- _TASK BRIEF_
Indicate only the number of lines in the listing below in which the word "placed" appears.
## Begin
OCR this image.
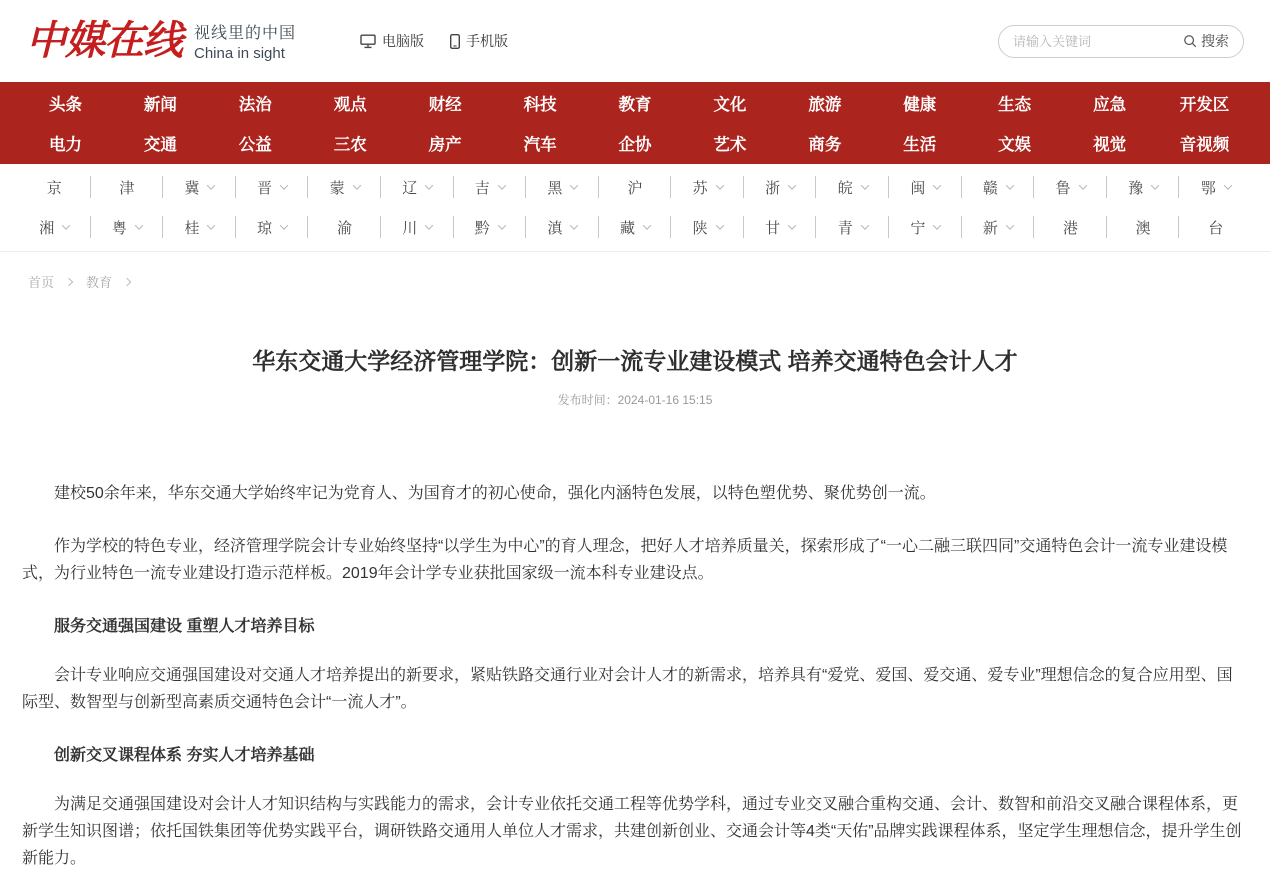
中媒在线 视线里的中国
China in sight
电脑版	手机版
请输入关键词	搜索
头条	新闻	法治	观点	财经	科技	教育	文化	旅游	健康	生态	应急	开发区
电力	交通	公益	三农	房产	汽车	企协	艺术	商务	生活	文娱	视觉	音视频
京	津	冀	晋	蒙	辽	吉	黑	沪	苏	浙	皖	闽	赣	鲁	豫	鄂
湘	粤	桂	琼	渝	川	黔	滇	藏	陕	甘	青	宁	新	港	澳	台
首页 教育
华东交通大学经济管理学院：创新一流专业建设模式 培养交通特色会计人才
发布时间：2024-01-16 15:15

建校50余年来，华东交通大学始终牢记为党育人、为国育才的初心使命，强化内涵特色发展，以特色塑优势、聚优势创一流。

作为学校的特色专业，经济管理学院会计专业始终坚持“以学生为中心”的育人理念，把好人才培养质量关，探索形成了“一心二融三联四同”交通特色会计一流专业建设模式，为行业特色一流专业建设打造示范样板。2019年会计学专业获批国家级一流本科专业建设点。

服务交通强国建设 重塑人才培养目标

会计专业响应交通强国建设对交通人才培养提出的新要求，紧贴铁路交通行业对会计人才的新需求，培养具有“爱党、爱国、爱交通、爱专业”理想信念的复合应用型、国际型、数智型与创新型高素质交通特色会计“一流人才”。

创新交叉课程体系 夯实人才培养基础

为满足交通强国建设对会计人才知识结构与实践能力的需求，会计专业依托交通工程等优势学科，通过专业交叉融合重构交通、会计、数智和前沿交叉融合课程体系，更新学生知识图谱；依托国铁集团等优势实践平台，调研铁路交通用人单位人才需求，共建创新创业、交通会计等4类“天佑”品牌实践课程体系，坚定学生理想信念，提升学生创新能力。
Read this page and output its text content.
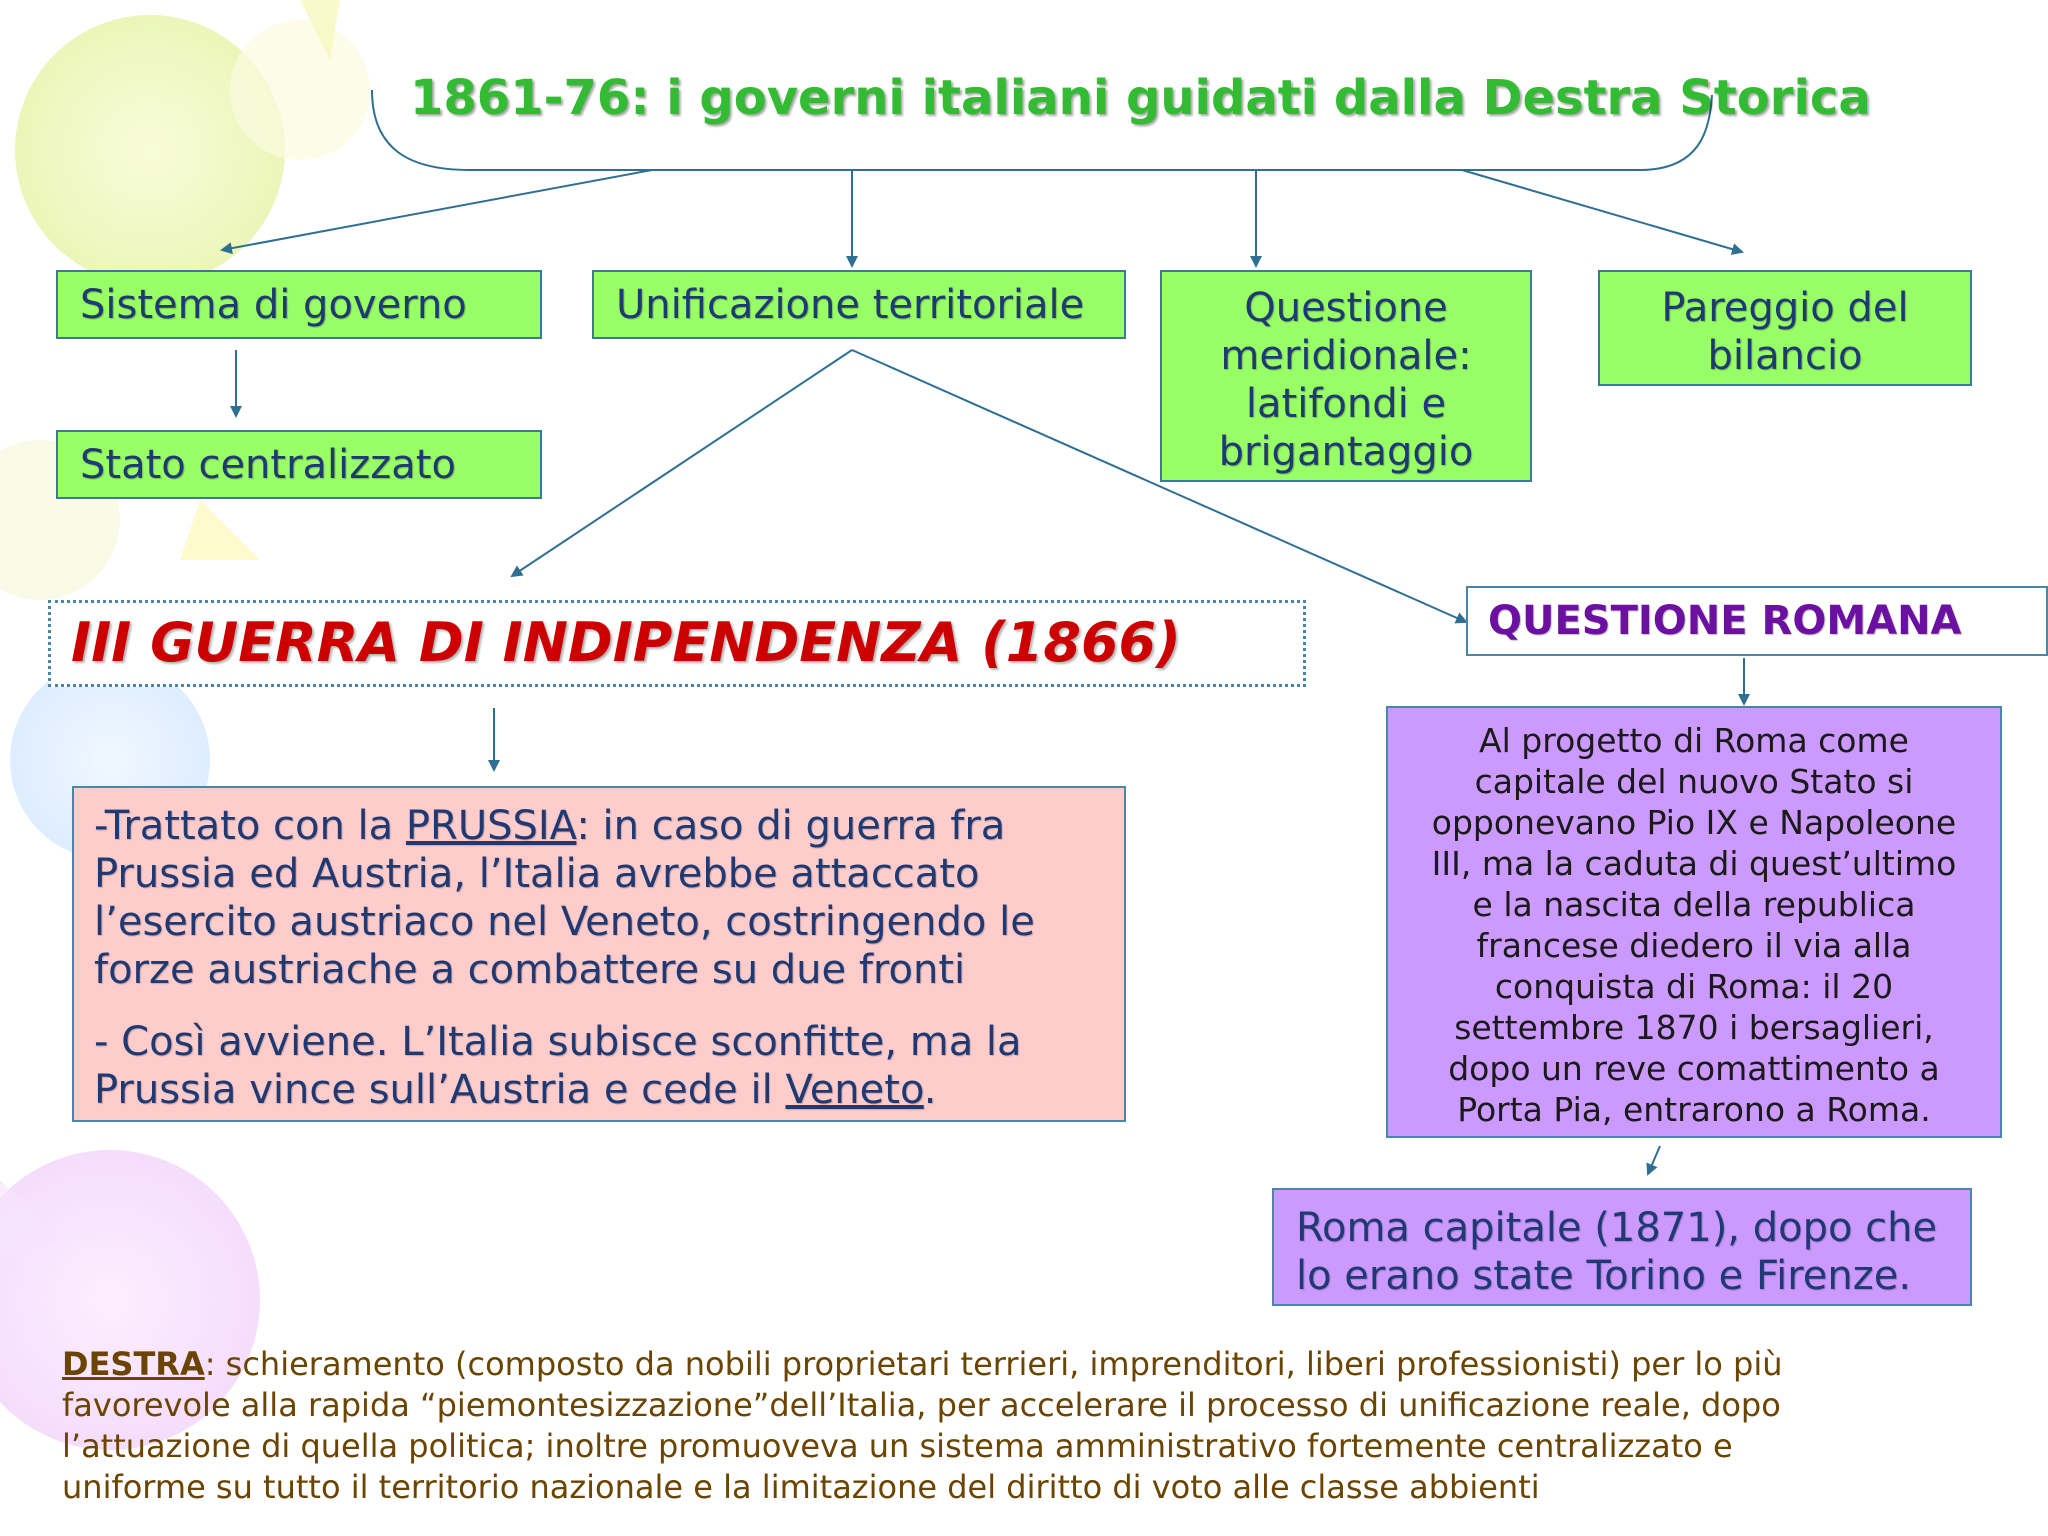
1861-76: i governi italiani guidati dalla Destra Storica
Sistema di governo
Stato centralizzato
Unificazione territoriale	Questione
meridionale:
latifondi e
brigantaggio
Pareggio del
bilancio
III GUERRA DI INDIPENDENZA (1866)	QUESTIONE ROMANA

-Trattato con la PRUSSIA: in caso di guerra fra
Prussia ed Austria, l’Italia avrebbe attaccato
l’esercito austriaco nel Veneto, costringendo le
forze austriache a combattere su due fronti

- Così avviene. L’Italia subisce sconfitte, ma la
Prussia vince sull’Austria e cede il Veneto.

Al progetto di Roma come
capitale del nuovo Stato si
opponevano Pio IX e Napoleone
III, ma la caduta di quest’ultimo
e la nascita della republica
francese diedero il via alla
conquista di Roma: il 20
settembre 1870 i bersaglieri,
dopo un reve comattimento a
Porta Pia, entrarono a Roma.
Roma capitale (1871), dopo che
lo erano state Torino e Firenze.
DESTRA: schieramento (composto da nobili proprietari terrieri, imprenditori, liberi professionisti) per lo più
favorevole alla rapida “piemontesizzazione”dell’Italia, per accelerare il processo di unificazione reale, dopo
l’attuazione di quella politica; inoltre promuoveva un sistema amministrativo fortemente centralizzato e
uniforme su tutto il territorio nazionale e la limitazione del diritto di voto alle classe abbienti
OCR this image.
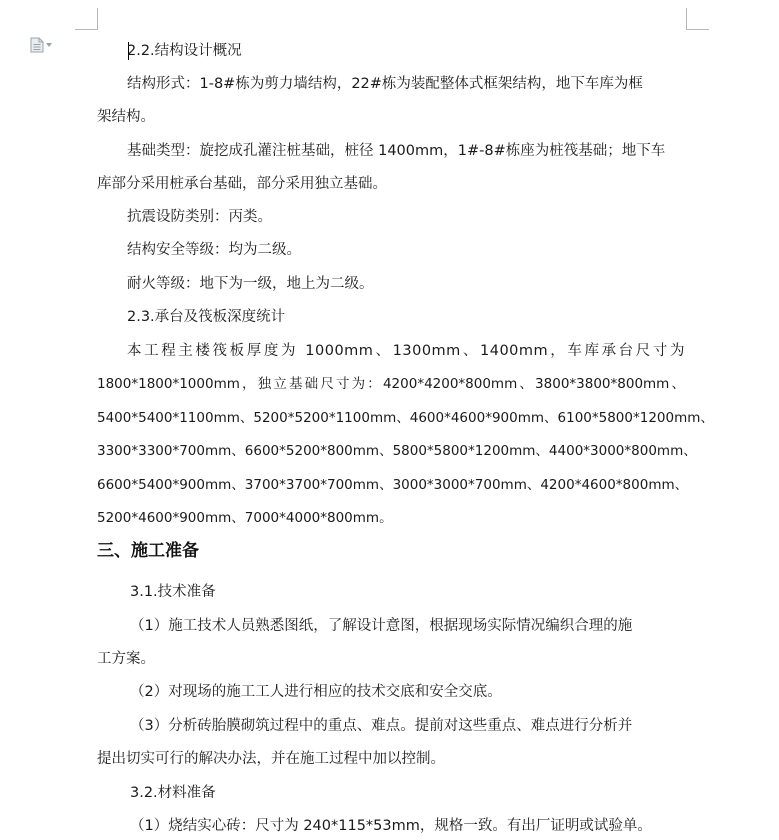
2.2.结构设计概况
结构形式：1-8#栋为剪力墙结构，22#栋为装配整体式框架结构，地下车库为框
架结构。
基础类型：旋挖成孔灌注桩基础，桩径 1400mm，1#-8#栋座为桩筏基础；地下车
库部分采用桩承台基础，部分采用独立基础。
抗震设防类别：丙类。
结构安全等级：均为二级。
耐火等级：地下为一级，地上为二级。
2.3.承台及筏板深度统计
本工程主楼筏板厚度为 1000mm、1300mm、1400mm，车库承台尺寸为
1800*1800*1000mm，独立基础尺寸为：4200*4200*800mm、3800*3800*800mm、
5400*5400*1100mm、5200*5200*1100mm、4600*4600*900mm、6100*5800*1200mm、
3300*3300*700mm、6600*5200*800mm、5800*5800*1200mm、4400*3000*800mm、
6600*5400*900mm、3700*3700*700mm、3000*3000*700mm、4200*4600*800mm、
5200*4600*900mm、7000*4000*800mm。
三、施工准备
3.1.技术准备
（1）施工技术人员熟悉图纸，了解设计意图，根据现场实际情况编织合理的施
工方案。
（2）对现场的施工工人进行相应的技术交底和安全交底。
（3）分析砖胎膜砌筑过程中的重点、难点。提前对这些重点、难点进行分析并
提出切实可行的解决办法，并在施工过程中加以控制。
3.2.材料准备
（1）烧结实心砖：尺寸为 240*115*53mm，规格一致。有出厂证明或试验单。
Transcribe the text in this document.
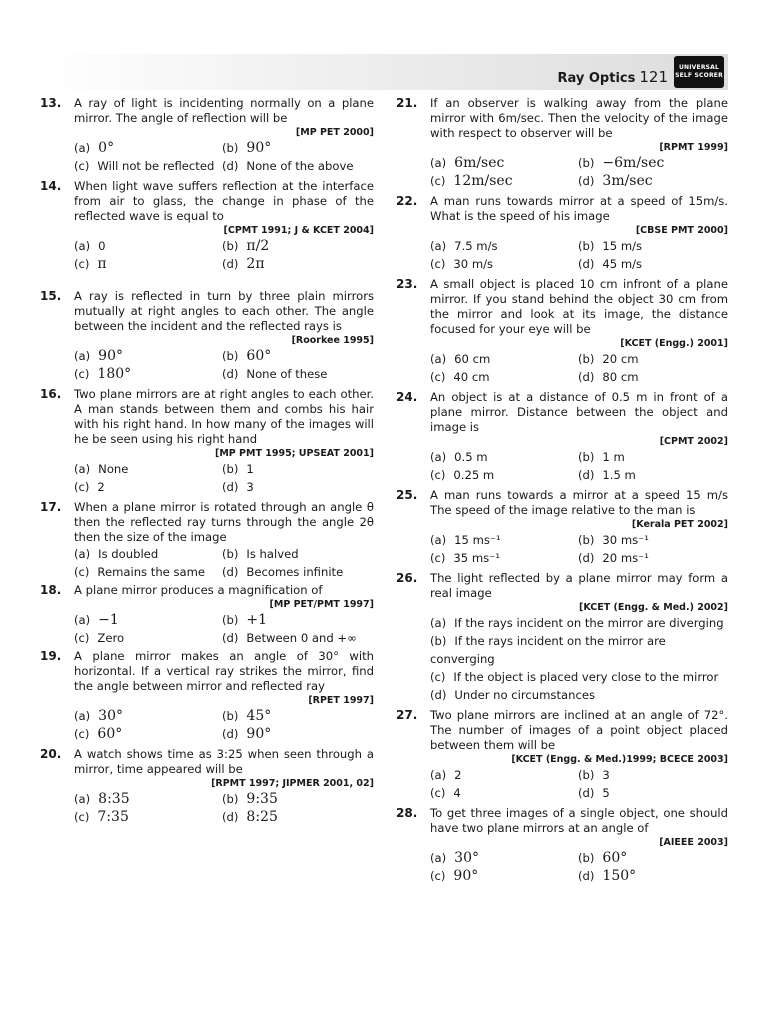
Ray Optics 121
UNIVERSAL
SELF SCORER
13. A ray of light is incidenting normally on a plane mirror. The angle of reflection will be
[MP PET 2000]
(a) 0°	(b) 90°
(c) Will not be reflected (d) None of the above
14. When light wave suffers reflection at the interface from air to glass, the change in phase of the reflected wave is equal to
[CPMT 1991; J & KCET 2004]
(a) 0	(b) π/2
(c) π	(d) 2π
15. A ray is reflected in turn by three plain mirrors mutually at right angles to each other. The angle between the incident and the reflected rays is
[Roorkee 1995]
(a) 90°	(b) 60°
(c) 180°	(d) None of these
16. Two plane mirrors are at right angles to each other. A man stands between them and combs his hair with his right hand. In how many of the images will he be seen using his right hand
[MP PMT 1995; UPSEAT 2001]
(a) None	(b) 1
(c) 2	(d) 3
17. When a plane mirror is rotated through an angle θ then the reflected ray turns through the angle 2θ then the size of the image
(a) Is doubled	(b) Is halved
(c) Remains the same	(d) Becomes infinite
18. A plane mirror produces a magnification of
[MP PET/PMT 1997]
(a) −1	(b) +1
(c) Zero	(d) Between 0 and +∞
19. A plane mirror makes an angle of 30° with horizontal. If a vertical ray strikes the mirror, find the angle between mirror and reflected ray
[RPET 1997]
(a) 30°	(b) 45°
(c) 60°	(d) 90°
20. A watch shows time as 3:25 when seen through a mirror, time appeared will be
[RPMT 1997; JIPMER 2001, 02]
(a) 8:35	(b) 9:35
(c) 7:35	(d) 8:25
21. If an observer is walking away from the plane mirror with 6m/sec. Then the velocity of the image with respect to observer will be
[RPMT 1999]
(a) 6m/sec	(b) −6m/sec
(c) 12m/sec	(d) 3m/sec
22. A man runs towards mirror at a speed of 15m/s. What is the speed of his image
[CBSE PMT 2000]
(a) 7.5 m/s	(b) 15 m/s
(c) 30 m/s	(d) 45 m/s
23. A small object is placed 10 cm infront of a plane mirror. If you stand behind the object 30 cm from the mirror and look at its image, the distance focused for your eye will be
[KCET (Engg.) 2001]
(a) 60 cm	(b) 20 cm
(c) 40 cm	(d) 80 cm
24. An object is at a distance of 0.5 m in front of a plane mirror. Distance between the object and image is
[CPMT 2002]
(a) 0.5 m	(b) 1 m
(c) 0.25 m	(d) 1.5 m
25. A man runs towards a mirror at a speed 15 m/s The speed of the image relative to the man is
[Kerala PET 2002]
(a) 15 ms⁻¹	(b) 30 ms⁻¹
(c) 35 ms⁻¹	(d) 20 ms⁻¹
26. The light reflected by a plane mirror may form a real image
[KCET (Engg. & Med.) 2002]
(a) If the rays incident on the mirror are diverging
(b) If the rays incident on the mirror are converging
(c) If the object is placed very close to the mirror
(d) Under no circumstances
27. Two plane mirrors are inclined at an angle of 72°. The number of images of a point object placed between them will be
[KCET (Engg. & Med.)1999; BCECE 2003]
(a) 2	(b) 3
(c) 4	(d) 5
28. To get three images of a single object, one should have two plane mirrors at an angle of
[AIEEE 2003]
(a) 30°	(b) 60°
(c) 90°	(d) 150°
## End
- _SOLUTION TO THIS TASK_
3